SOAL LATIHAN 1:
Tuliskan kembali persis baris-baris catatan dari baris yang memuat "svg-text:10: 10 [907, 746, 923, 762]" sampai dengan baris yang memuat "contour-label: -30 [530, 415, 565, 432]".

Jelajah Paris Ala Emak

Lupakan Museum Louvre! Lupakan Disneyland! Lupakan Versailles! Lupakan Mont Martre! Lupakan Eiffel!

Sungai Seine dan Eiffel
Sungai Seine dan Eiffel

Beginilah jika ibu-ibu menjelajah Paris. Berempat termasuk Emak, kami mengunjungi ibukota Perancis singkat saja. Dari Jerman, banyak perusahaan bus menyediakan tur singkat seharian bertarif murah. Tiga puluh lima euro per orang.

Sesekali, di luar kesibukan sebagai ibu rumah tangga dan mahasiswa, ingin pula kami menikmati waktu hanya bersama teman-teman. Tanpa digandoli suami atau anak-anak. Syukur para suami mengijinkan. 

Berempat kami buat rencana perjalanan khusus. Jika diperhatikan, acaranya tak jauh dari kegiatan makan memakan. Salah satu dari kami, Mbak Erna, belum pernah kemari, kunjungan ke Eiffel tetap harus dilakukan. Tempat wajib bagi pengunjung Paris.

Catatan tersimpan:
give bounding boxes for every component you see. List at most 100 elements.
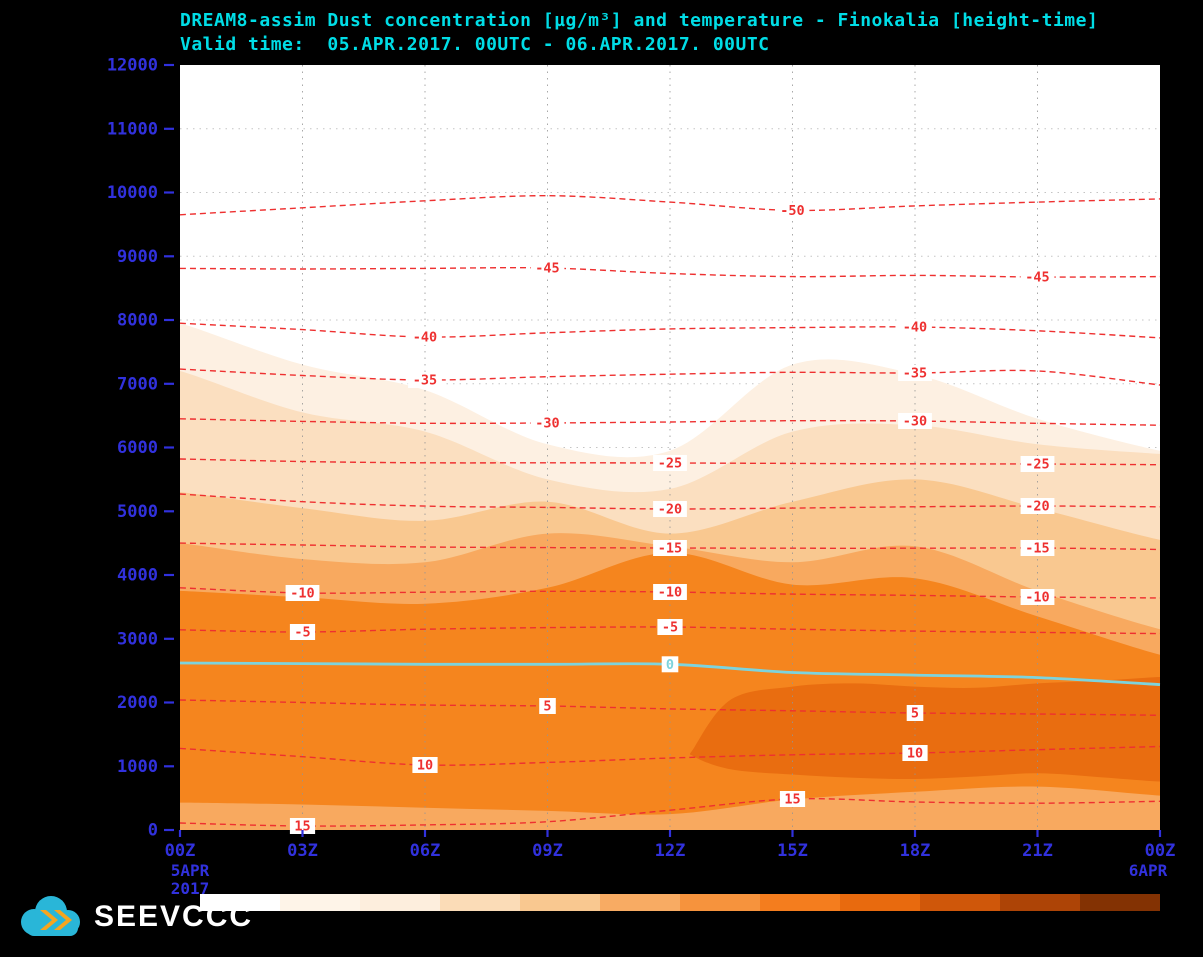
svg-text:10: 10 [907, 746, 923, 762]
contour-label: -35 [898, 365, 932, 382]
contour-label: 10 [412, 757, 438, 774]
svg-text:10: 10 [417, 758, 433, 774]
contour-label: -20 [653, 501, 687, 518]
colorbar-segment [600, 894, 680, 911]
x-axis-end-date: 6APR [1129, 861, 1168, 880]
svg-text:-10: -10 [658, 585, 682, 601]
colorbar-segment [440, 894, 520, 911]
contour-label: 0 [661, 656, 679, 673]
contour-label: -45 [530, 260, 565, 277]
contour-label: -50 [775, 202, 810, 219]
y-tick-label: 3000 [117, 629, 158, 649]
contour-label: -25 [653, 455, 687, 472]
temp-contour--50 [180, 194, 1160, 216]
contour-label: -30 [530, 415, 565, 432]
colorbar-segment [1000, 894, 1080, 911]
contour-label: -10 [1020, 589, 1055, 606]
chart-title: DREAM8-assim Dust concentration [µg/m³] … [180, 10, 1099, 31]
temp-contour--30 [180, 418, 1160, 426]
colorbar-segment [920, 894, 1000, 911]
contour-label: -5 [289, 624, 316, 641]
x-tick-label: 03Z [287, 841, 318, 861]
svg-text:-25: -25 [658, 456, 682, 472]
contour-label: -15 [653, 540, 687, 557]
svg-text:15: 15 [784, 792, 800, 808]
temp-contour-15 [180, 797, 1160, 827]
svg-text:-30: -30 [903, 414, 927, 430]
x-tick-label: 09Z [532, 841, 563, 861]
y-tick-label: 11000 [107, 119, 158, 139]
temp-contour--35 [180, 368, 1160, 386]
contour-label: -10 [285, 585, 320, 602]
height-time-contour-plot: -50-45-45-40-40-35 -35-30 -30-25 -25-20 -20-… [107, 56, 1176, 896]
colorbar-segment [360, 894, 440, 911]
y-tick-label: 2000 [117, 693, 158, 713]
svg-text:5: 5 [911, 706, 919, 722]
svg-text:-10: -10 [1025, 590, 1049, 606]
x-axis-start-year: 2017 [171, 879, 210, 895]
contour-label: -30 [898, 413, 932, 430]
svg-text:5: 5 [543, 699, 551, 715]
colorbar-segment [520, 894, 600, 911]
svg-text:-35: -35 [413, 373, 437, 389]
footer: SEEVCCC [0, 888, 1203, 957]
contour-label: 5 [539, 698, 556, 715]
contour-label: -10 [653, 584, 687, 601]
svg-text:-20: -20 [1025, 499, 1049, 515]
contour-label: -15 [1020, 540, 1055, 557]
chart-subtitle-valid-time: Valid time: 05.APR.2017. 00UTC - 06.APR.… [180, 34, 770, 55]
svg-text:-30: -30 [535, 416, 559, 432]
colorbar-segment [280, 894, 360, 911]
contour-label: -25 [1020, 456, 1055, 473]
dust-concentration-colorbar [200, 894, 1160, 911]
temp-contour-5 [180, 699, 1160, 716]
contour-label: 10 [902, 745, 928, 762]
contour-label: 15 [289, 818, 316, 835]
y-tick-label: 10000 [107, 183, 158, 203]
temp-contour--45 [180, 266, 1160, 278]
x-tick-label: 15Z [777, 841, 808, 861]
contour-label: -40 [898, 319, 932, 336]
seevccc-logo: SEEVCCC [12, 890, 253, 944]
x-tick-label: 21Z [1022, 841, 1053, 861]
contour-label: -35 [408, 372, 442, 389]
x-tick-label: 06Z [410, 841, 441, 861]
y-tick-label: 1000 [117, 757, 158, 777]
svg-text:-15: -15 [658, 541, 682, 557]
cloud-logo-icon [21, 896, 80, 936]
colorbar-segment [680, 894, 760, 911]
contour-label: 15 [779, 791, 806, 808]
colorbar-segment [1080, 894, 1160, 911]
svg-text:-45: -45 [535, 261, 559, 277]
x-axis-start-date: 5APR [171, 861, 210, 880]
svg-text:-40: -40 [903, 320, 927, 336]
colorbar-segment [200, 894, 280, 911]
svg-text:0: 0 [666, 657, 674, 673]
y-tick-label: 5000 [117, 502, 158, 522]
svg-text:15: 15 [294, 819, 310, 835]
x-tick-label: 00Z [1145, 841, 1176, 861]
svg-text:-40: -40 [413, 330, 437, 346]
y-tick-label: 12000 [107, 56, 158, 76]
colorbar-segment [840, 894, 920, 911]
contour-label: -5 [657, 619, 683, 636]
y-tick-label: 7000 [117, 374, 158, 394]
dust-band-level6-core [689, 677, 1160, 782]
colorbar-segment [760, 894, 840, 911]
svg-text:-25: -25 [1025, 457, 1049, 473]
y-tick-label: 6000 [117, 438, 158, 458]
svg-text:-10: -10 [290, 586, 314, 602]
svg-text:-5: -5 [662, 620, 678, 636]
temp-contour--40 [180, 322, 1160, 339]
contour-label: -45 [1020, 269, 1055, 286]
svg-text:-20: -20 [658, 502, 682, 518]
contour-label: 5 [906, 705, 924, 722]
x-tick-label: 00Z [165, 841, 196, 861]
y-tick-label: 4000 [117, 566, 158, 586]
contour-label: -40 [408, 329, 442, 346]
svg-text:-15: -15 [1025, 541, 1049, 557]
y-tick-label: 0 [148, 821, 158, 841]
x-tick-label: 12Z [655, 841, 686, 861]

SOAL LATIHAN 2:
Dalam teks tentang jelajah Paris, berapa tarif tur bus seharian per orang?

HASIL LATIHAN 1:
svg-text:10: 10 [907, 746, 923, 762]
contour-label: -35 [898, 365, 932, 382]
contour-label: 10 [412, 757, 438, 774]
svg-text:10: 10 [417, 758, 433, 774]
contour-label: -20 [653, 501, 687, 518]
colorbar-segment [600, 894, 680, 911]
x-axis-end-date: 6APR [1129, 861, 1168, 880]
svg-text:-10: -10 [658, 585, 682, 601]
colorbar-segment [440, 894, 520, 911]
contour-label: 0 [661, 656, 679, 673]
contour-label: -45 [530, 260, 565, 277]
contour-label: -50 [775, 202, 810, 219]
y-tick-label: 3000 [117, 629, 158, 649]
contour-label: -25 [653, 455, 687, 472]
temp-contour--50 [180, 194, 1160, 216]
contour-label: -30 [530, 415, 565, 432]

HASIL LATIHAN 2:
Tiga puluh lima euro per orang.